Task description: Copy the data precisely, character for character, and leave out every picture.

(Data tied to figure images)
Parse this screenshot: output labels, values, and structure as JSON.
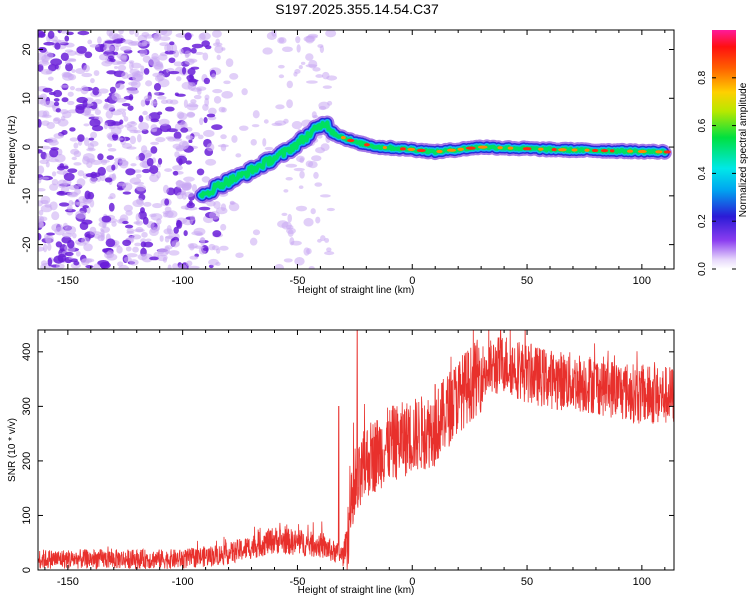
{
  "title": "S197.2025.355.14.54.C37",
  "colors": {
    "snr_line": "#e8302c",
    "frame": "#000000",
    "noise_purple": "#6a1fd8",
    "noise_lavender": "#c9a8f2"
  },
  "chart_data": [
    {
      "type": "heatmap",
      "name": "spectrogram",
      "xlabel": "Height of straight line (km)",
      "ylabel": "Frequency (Hz)",
      "xlim": [
        -163,
        114
      ],
      "ylim": [
        -25,
        24
      ],
      "xticks": [
        -150,
        -100,
        -50,
        0,
        50,
        100
      ],
      "yticks": [
        -20,
        -10,
        0,
        10,
        20
      ],
      "colorbar": {
        "label": "Normalized spectral amplitude",
        "range": [
          0,
          1
        ],
        "ticks": [
          0.0,
          0.2,
          0.4,
          0.6,
          0.8
        ],
        "tick_labels": [
          "0.0",
          "0.2",
          "0.4",
          "0.6",
          "0.8"
        ]
      },
      "signal_track": {
        "x_km": [
          -92,
          -85,
          -75,
          -65,
          -55,
          -45,
          -38,
          -33,
          -25,
          -15,
          0,
          10,
          30,
          60,
          110
        ],
        "freq_hz": [
          -10.5,
          -8,
          -6,
          -3.5,
          -1,
          2.5,
          5,
          2.5,
          1,
          0,
          -0.5,
          -1,
          0,
          -0.5,
          -1
        ]
      },
      "noise_region_km": [
        -163,
        -35
      ]
    },
    {
      "type": "line",
      "name": "snr",
      "xlabel": "Height of straight line (km)",
      "ylabel": "SNR (10 * v/v)",
      "xlim": [
        -163,
        114
      ],
      "ylim": [
        0,
        440
      ],
      "xticks": [
        -150,
        -100,
        -50,
        0,
        50,
        100
      ],
      "yticks": [
        0,
        100,
        200,
        300,
        400
      ],
      "trend": {
        "x_km": [
          -163,
          -100,
          -80,
          -60,
          -40,
          -30,
          -26,
          -20,
          -10,
          0,
          10,
          20,
          30,
          40,
          50,
          60,
          70,
          80,
          90,
          100,
          114
        ],
        "snr": [
          20,
          20,
          30,
          55,
          45,
          25,
          120,
          200,
          230,
          245,
          260,
          320,
          360,
          380,
          360,
          350,
          345,
          340,
          330,
          320,
          320
        ]
      },
      "spikes": [
        {
          "x_km": -24,
          "snr": 440
        },
        {
          "x_km": -32,
          "snr": 300
        },
        {
          "x_km": 10,
          "snr": 340
        }
      ]
    }
  ]
}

Reply to the task:
Parse this screenshot: output labels, values, and structure as JSON.
{
  "title": "S197.2025.355.14.54.C37",
  "colors": {
    "snr_line": "#e8302c",
    "frame": "#000000",
    "noise_purple": "#6a1fd8",
    "noise_lavender": "#c9a8f2"
  },
  "chart_data": [
    {
      "type": "heatmap",
      "name": "spectrogram",
      "xlabel": "Height of straight line (km)",
      "ylabel": "Frequency (Hz)",
      "xlim": [
        -163,
        114
      ],
      "ylim": [
        -25,
        24
      ],
      "xticks": [
        -150,
        -100,
        -50,
        0,
        50,
        100
      ],
      "yticks": [
        -20,
        -10,
        0,
        10,
        20
      ],
      "colorbar": {
        "label": "Normalized spectral amplitude",
        "range": [
          0,
          1
        ],
        "ticks": [
          0.0,
          0.2,
          0.4,
          0.6,
          0.8
        ],
        "tick_labels": [
          "0.0",
          "0.2",
          "0.4",
          "0.6",
          "0.8"
        ]
      },
      "signal_track": {
        "x_km": [
          -92,
          -85,
          -75,
          -65,
          -55,
          -45,
          -38,
          -33,
          -25,
          -15,
          0,
          10,
          30,
          60,
          110
        ],
        "freq_hz": [
          -10.5,
          -8,
          -6,
          -3.5,
          -1,
          2.5,
          5,
          2.5,
          1,
          0,
          -0.5,
          -1,
          0,
          -0.5,
          -1
        ]
      },
      "noise_region_km": [
        -163,
        -35
      ]
    },
    {
      "type": "line",
      "name": "snr",
      "xlabel": "Height of straight line (km)",
      "ylabel": "SNR (10 * v/v)",
      "xlim": [
        -163,
        114
      ],
      "ylim": [
        0,
        440
      ],
      "xticks": [
        -150,
        -100,
        -50,
        0,
        50,
        100
      ],
      "yticks": [
        0,
        100,
        200,
        300,
        400
      ],
      "trend": {
        "x_km": [
          -163,
          -100,
          -80,
          -60,
          -40,
          -30,
          -26,
          -20,
          -10,
          0,
          10,
          20,
          30,
          40,
          50,
          60,
          70,
          80,
          90,
          100,
          114
        ],
        "snr": [
          20,
          20,
          30,
          55,
          45,
          25,
          120,
          200,
          230,
          245,
          260,
          320,
          360,
          380,
          360,
          350,
          345,
          340,
          330,
          320,
          320
        ]
      },
      "spikes": [
        {
          "x_km": -24,
          "snr": 440
        },
        {
          "x_km": -32,
          "snr": 300
        },
        {
          "x_km": 10,
          "snr": 340
        }
      ]
    }
  ]
}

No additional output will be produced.